> [PROVIDED RECORDS]:
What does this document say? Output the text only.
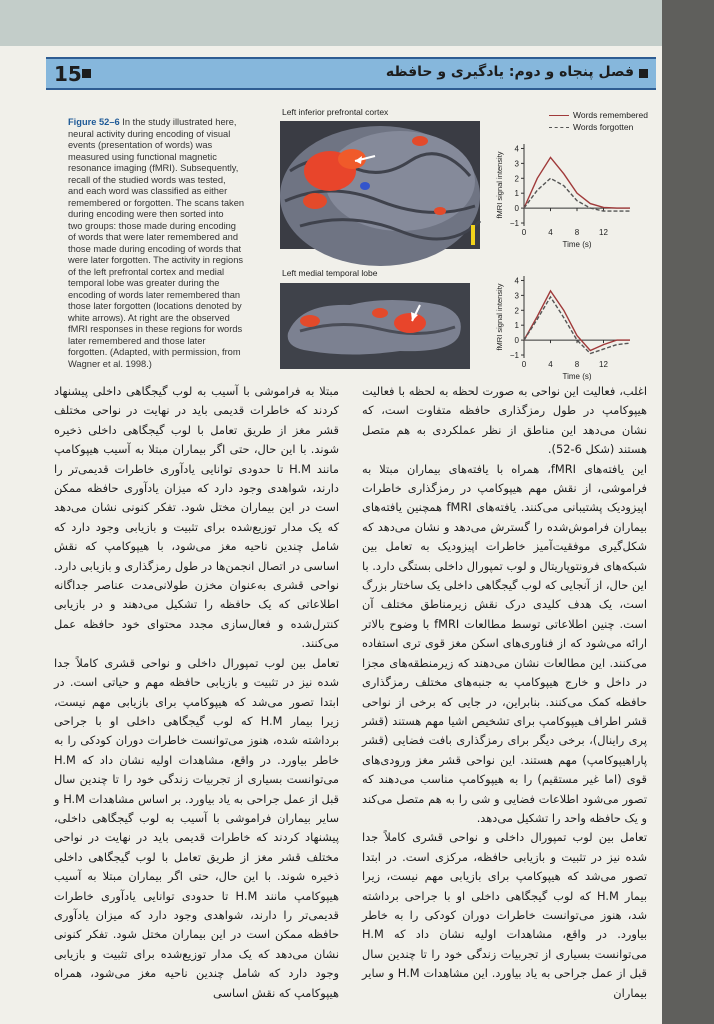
15	فصل پنجاه و دوم: یادگیری و حافظه
Figure 52–6 In the study illustrated here,
neural activity during encoding of visual
events (presentation of words) was
measured using functional magnetic
resonance imaging (fMRI). Subsequently,
recall of the studied words was tested,
and each word was classified as either
remembered or forgotten. The scans taken
during encoding were then sorted into
two groups: those made during encoding
of words that were later remembered and
those made during encoding of words that
were later forgotten. The activity in regions
of the left prefrontal cortex and medial
temporal lobe was greater during the
encoding of words later remembered than
those later forgotten (locations denoted by
white arrows). At right are the observed
fMRI responses in these regions for words
later remembered and those later
forgotten. (Adapted, with permission, from
Wagner et al. 1998.)

Left inferior prefrontal cortex
Left medial temporal lobe
Words remembered
Words forgotten
−1
0
1
2
3
4
0	4	8 12
Time (s)
fMRI signal intensity
−1
0
1
2
3
4
0	4	8 12
Time (s)
fMRI signal intensity

اغلب، فعالیت این نواحی به صورت لحظه به لحظه با فعالیت هیپوکامپ در طول رمزگذاری حافظه متفاوت است، که نشان می‌دهد این مناطق از نظر عملکردی به هم متصل هستند (شکل 6-52).

این یافته‌های fMRI، همراه با یافته‌های بیماران مبتلا به فراموشی، از نقش مهم هیپوکامپ در رمزگذاری خاطرات اپیزودیک پشتیبانی می‌کنند. یافته‌های fMRI همچنین یافته‌های بیماران فراموش‌شده را گسترش می‌دهد و نشان می‌دهد که شکل‌گیری موفقیت‌آمیز خاطرات اپیزودیک به تعامل بین شبکه‌های فرونتوپاریتال و لوب تمپورال داخلی بستگی دارد. با این حال، از آنجایی که لوب گیجگاهی داخلی یک ساختار بزرگ است، یک هدف کلیدی درک نقش زیرمناطق مختلف آن است. چنین اطلاعاتی توسط مطالعات fMRI با وضوح بالاتر ارائه می‌شود که از فناوری‌های اسکن مغز قوی تری استفاده می‌کنند. این مطالعات نشان می‌دهند که زیرمنطقه‌های مجزا در داخل و خارج هیپوکامپ به جنبه‌های مختلف رمزگذاری حافظه کمک می‌کنند. بنابراین، در جایی که برخی از نواحی قشر اطراف هیپوکامپ برای تشخیص اشیا مهم هستند (قشر پری راینال)، برخی دیگر برای رمزگذاری بافت فضایی (قشر پاراهیپوکامپ) مهم هستند. این نواحی قشر مغز ورودی‌های قوی (اما غیر مستقیم) را به هیپوکامپ مناسب می‌دهند که تصور می‌شود اطلاعات فضایی و شی را به هم متصل می‌کند و یک حافظه واحد را تشکیل می‌دهد.

تعامل بین لوب تمپورال داخلی و نواحی قشری کاملاً جدا شده نیز در تثبیت و بازیابی حافظه، مرکزی است. در ابتدا تصور می‌شد که هیپوکامپ برای بازیابی مهم نیست، زیرا بیمار H.M که لوب گیجگاهی داخلی او با جراحی برداشته شد، هنوز می‌توانست خاطرات دوران کودکی را به خاطر بیاورد. در واقع، مشاهدات اولیه نشان داد که H.M می‌توانست بسیاری از تجربیات زندگی خود را تا چندین سال قبل از عمل جراحی به یاد بیاورد. این مشاهدات H.M و سایر بیماران

مبتلا به فراموشی با آسیب به لوب گیجگاهی داخلی پیشنهاد کردند که خاطرات قدیمی باید در نهایت در نواحی مختلف قشر مغز از طریق تعامل با لوب گیجگاهی داخلی ذخیره شوند. با این حال، حتی اگر بیماران مبتلا به آسیب هیپوکامپ مانند H.M تا حدودی توانایی یادآوری خاطرات قدیمی‌تر را دارند، شواهدی وجود دارد که میزان یادآوری حافظه ممکن است در این بیماران مختل شود. تفکر کنونی نشان می‌دهد که یک مدار توزیع‌شده برای تثبیت و بازیابی وجود دارد که شامل چندین ناحیه مغز می‌شود، با هیپوکامپ که نقش اساسی در اتصال انجمن‌ها در طول رمزگذاری و بازیابی دارد. نواحی قشری به‌عنوان مخزن طولانی‌مدت عناصر جداگانه اطلاعاتی که یک حافظه را تشکیل می‌دهند و در بازیابی کنترل‌شده و فعال‌سازی مجدد محتوای خود حافظه عمل می‌کنند.

تعامل بین لوب تمپورال داخلی و نواحی قشری کاملاً جدا شده نیز در تثبیت و بازیابی حافظه مهم و حیاتی است. در ابتدا تصور می‌شد که هیپوکامپ برای بازیابی مهم نیست، زیرا بیمار H.M که لوب گیجگاهی داخلی او با جراحی برداشته شده، هنوز می‌توانست خاطرات دوران کودکی را به خاطر بیاورد. در واقع، مشاهدات اولیه نشان داد که H.M می‌توانست بسیاری از تجربیات زندگی خود را تا چندین سال قبل از عمل جراحی به یاد بیاورد. بر اساس مشاهدات H.M و سایر بیماران فراموشی با آسیب به لوب گیجگاهی داخلی، پیشنهاد کردند که خاطرات قدیمی باید در نهایت در نواحی مختلف قشر مغز از طریق تعامل با لوب گیجگاهی داخلی ذخیره شوند. با این حال، حتی اگر بیماران مبتلا به آسیب هیپوکامپ مانند H.M تا حدودی توانایی یادآوری خاطرات قدیمی‌تر را دارند، شواهدی وجود دارد که میزان یادآوری حافظه ممکن است در این بیماران مختل شود. تفکر کنونی نشان می‌دهد که یک مدار توزیع‌شده برای تثبیت و بازیابی وجود دارد که شامل چندین ناحیه مغز می‌شود، همراه هیپوکامپ که نقش اساسی
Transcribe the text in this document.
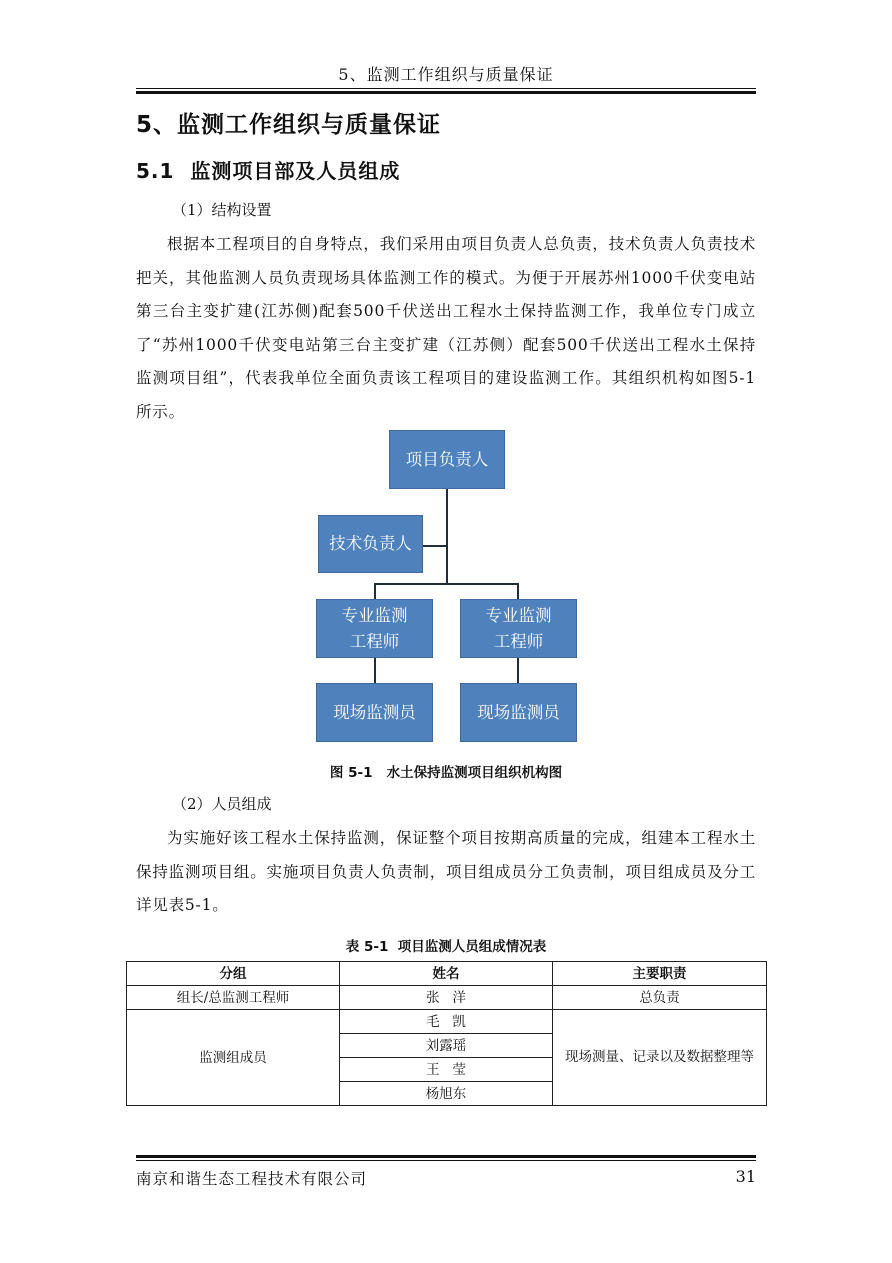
5、监测工作组织与质量保证
5、监测工作组织与质量保证
5.1  监测项目部及人员组成
（1）结构设置
根据本工程项目的自身特点，我们采用由项目负责人总负责，技术负责人负责技术把关，其他监测人员负责现场具体监测工作的模式。为便于开展苏州1000千伏变电站第三台主变扩建(江苏侧)配套500千伏送出工程水土保持监测工作，我单位专门成立了“苏州1000千伏变电站第三台主变扩建（江苏侧）配套500千伏送出工程水土保持监测项目组”，代表我单位全面负责该工程项目的建设监测工作。其组织机构如图5-1所示。
项目负责人
技术负责人
专业监测
工程师
专业监测
工程师
现场监测员	现场监测员
图 5-1   水土保持监测项目组织机构图
（2）人员组成
为实施好该工程水土保持监测，保证整个项目按期高质量的完成，组建本工程水土保持监测项目组。实施项目负责人负责制，项目组成员分工负责制，项目组成员及分工详见表5-1。
表 5-1  项目监测人员组成情况表
分组	姓名	主要职责
组长/总监测工程师	张   洋	总负责
监测组成员	毛   凯	现场测量、记录以及数据整理等
	刘露瑶	
	王   莹	
	杨旭东	
南京和谐生态工程技术有限公司	31
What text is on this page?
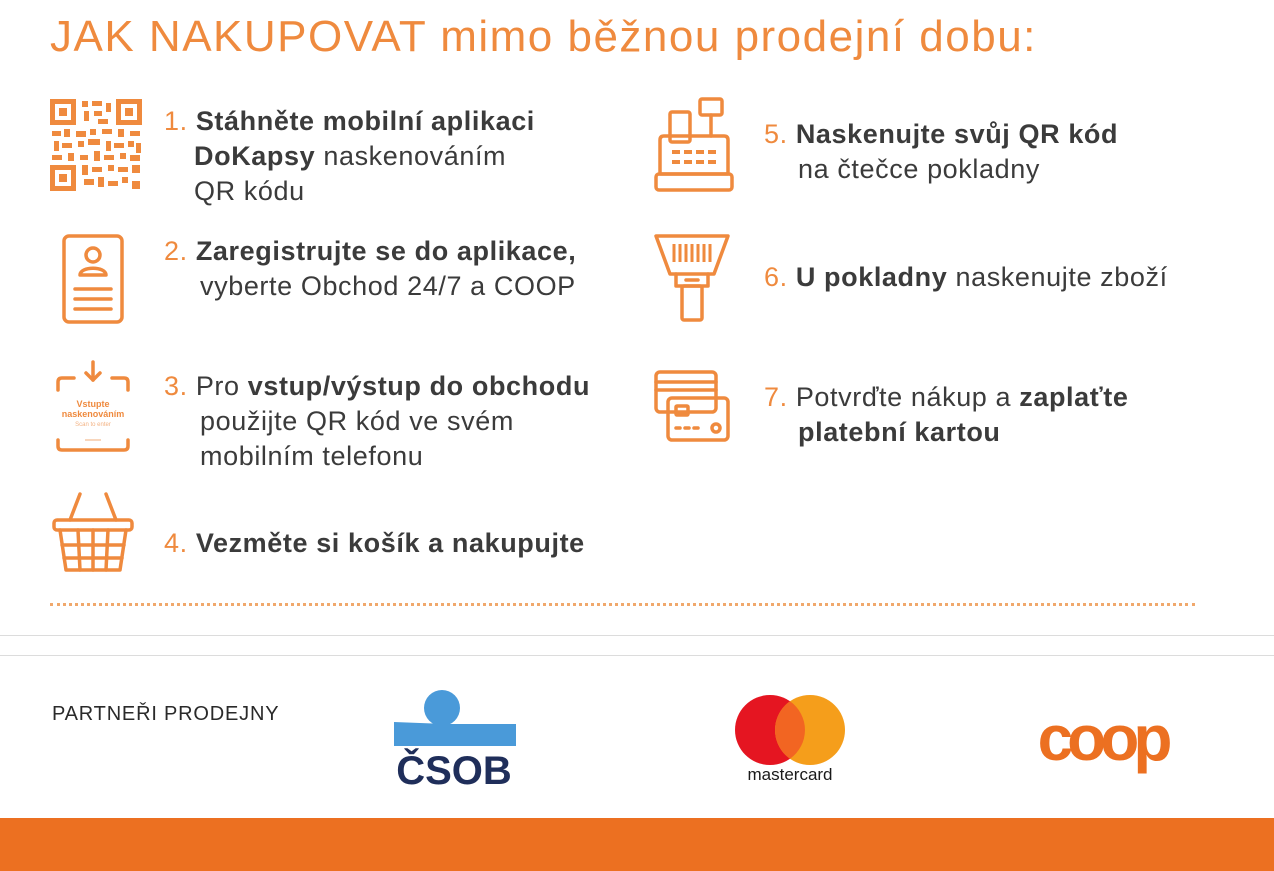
JAK NAKUPOVAT mimo běžnou prodejní dobu:
1. Stáhněte mobilní aplikaci
DoKapsy naskenováním
QR kódu
2. Zaregistrujte se do aplikace,
vyberte Obchod 24/7 a COOP
Vstupte
naskenováním
Scan to enter
3. Pro vstup/výstup do obchodu
použijte QR kód ve svém
mobilním telefonu
4. Vezměte si košík a nakupujte
5. Naskenujte svůj QR kód
na čtečce pokladny
6. U pokladny naskenujte zboží
7. Potvrďte nákup a zaplaťte
platební kartou
PARTNEŘI PRODEJNY
ČSOB	mastercard
coop
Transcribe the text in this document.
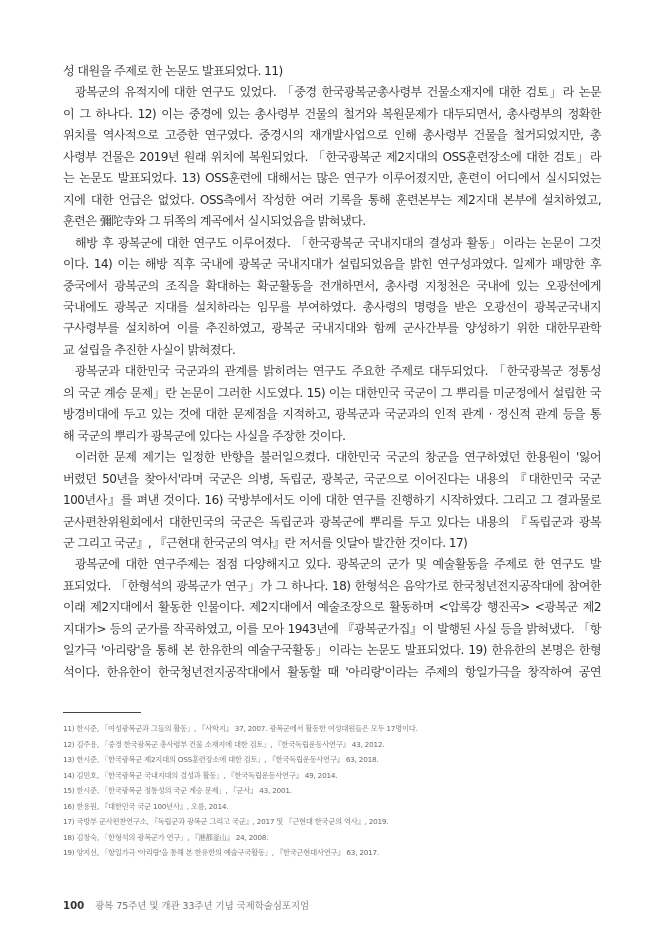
성 대원을 주제로 한 논문도 발표되었다. 11)

광복군의 유적지에 대한 연구도 있었다. 「중경 한국광복군총사령부 건물소재지에 대한 검토」라 논문
이 그 하나다. 12) 이는 중경에 있는 총사령부 건물의 철거와 복원문제가 대두되면서, 총사령부의 정확한
위치를 역사적으로 고증한 연구였다. 중경시의 재개발사업으로 인해 총사령부 건물을 철거되었지만, 총
사령부 건물은 2019년 원래 위치에 복원되었다. 「한국광복군 제2지대의 OSS훈련장소에 대한 검토」라
는 논문도 발표되었다. 13) OSS훈련에 대해서는 많은 연구가 이루어졌지만, 훈련이 어디에서 실시되었는
지에 대한 언급은 없었다. OSS측에서 작성한 여러 기록을 통해 훈련본부는 제2지대 본부에 설치하였고,
훈련은 彌陀寺와 그 뒤쪽의 계곡에서 실시되었음을 밝혀냈다.

해방 후 광복군에 대한 연구도 이루어졌다. 「한국광복군 국내지대의 결성과 활동」이라는 논문이 그것
이다. 14) 이는 해방 직후 국내에 광복군 국내지대가 설립되었음을 밝힌 연구성과였다. 일제가 패망한 후
중국에서 광복군의 조직을 확대하는 확군활동을 전개하면서, 총사령 지청천은 국내에 있는 오광선에게
국내에도 광복군 지대를 설치하라는 임무를 부여하였다. 총사령의 명령을 받은 오광선이 광복군국내지
구사령부를 설치하여 이를 추진하였고, 광복군 국내지대와 함께 군사간부를 양성하기 위한 대한무관학
교 설립을 추진한 사실이 밝혀졌다.

광복군과 대한민국 국군과의 관계를 밝히려는 연구도 주요한 주제로 대두되었다. 「한국광복군 정통성
의 국군 계승 문제」란 논문이 그러한 시도였다. 15) 이는 대한민국 국군이 그 뿌리를 미군정에서 설립한 국
방경비대에 두고 있는 것에 대한 문제점을 지적하고, 광복군과 국군과의 인적 관계 · 정신적 관계 등을 통
해 국군의 뿌리가 광복군에 있다는 사실을 주장한 것이다.

이러한 문제 제기는 일정한 반향을 불러일으켰다. 대한민국 국군의 창군을 연구하였던 한용원이 '잃어
버렸던 50년을 찾아서'라며 국군은 의병, 독립군, 광복군, 국군으로 이어진다는 내용의 『대한민국 국군
100년사』를 펴낸 것이다. 16) 국방부에서도 이에 대한 연구를 진행하기 시작하였다. 그리고 그 결과물로
군사편찬위원회에서 대한민국의 국군은 독립군과 광복군에 뿌리를 두고 있다는 내용의 『독립군과 광복
군 그리고 국군』, 『근현대 한국군의 역사』란 저서를 잇달아 발간한 것이다. 17)

광복군에 대한 연구주제는 점점 다양해지고 있다. 광복군의 군가 및 예술활동을 주제로 한 연구도 발
표되었다. 「한형석의 광복군가 연구」가 그 하나다. 18) 한형석은 음악가로 한국청년전지공작대에 참여한
이래 제2지대에서 활동한 인물이다. 제2지대에서 예술조장으로 활동하며 <압록강 행진곡> <광복군 제2
지대가> 등의 군가를 작곡하였고, 이를 모아 1943년에 『광복군가집』이 발행된 사실 등을 밝혀냈다. 「항
일가극 '아리랑'을 통해 본 한유한의 예술구국활동」이라는 논문도 발표되었다. 19) 한유한의 본명은 한형
석이다. 한유한이 한국청년전지공작대에서 활동할 때 '아리랑'이라는 주제의 항일가극을 창작하여 공연

11) 한시준, 「여성광복군과 그들의 활동」, 『사학지』 37, 2007. 광복군에서 활동한 여성대원들은 모두 17명이다.
12) 김주용, 「중경 한국광복군 총사령부 건물 소재지에 대한 검토」, 『한국독립운동사연구』 43, 2012.
13) 한시준, 「한국광복군 제2지대의 OSS훈련장소에 대한 검토」, 『한국독립운동사연구』 63, 2018.
14) 김민호, 「한국광복군 국내지대의 결성과 활동」, 『한국독립운동사연구』 49, 2014.
15) 한시준, 「한국광복군 정통성의 국군 계승 문제」, 『군사』 43, 2001.
16) 한용원, 『대한민국 국군 100년사』, 오름, 2014.
17) 국방부 군사편찬연구소, 『독립군과 광복군 그리고 국군』, 2017 및 『근현대 한국군의 역사』, 2019.
18) 김창숙, 「한형석의 광복군가 연구」, 『港都釜山』 24, 2008.
19) 양지선, 「항일가극 '아리랑'을 통해 본 한유한의 예술구국활동」, 『한국근현대사연구』 63, 2017.
100 광복 75주년 및 개관 33주년 기념 국제학술심포지엄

> [TASK PROMPT]:
Count how many lines above contain the word "those". Reply with the number alone.

> [COMPLETED TASK]:
4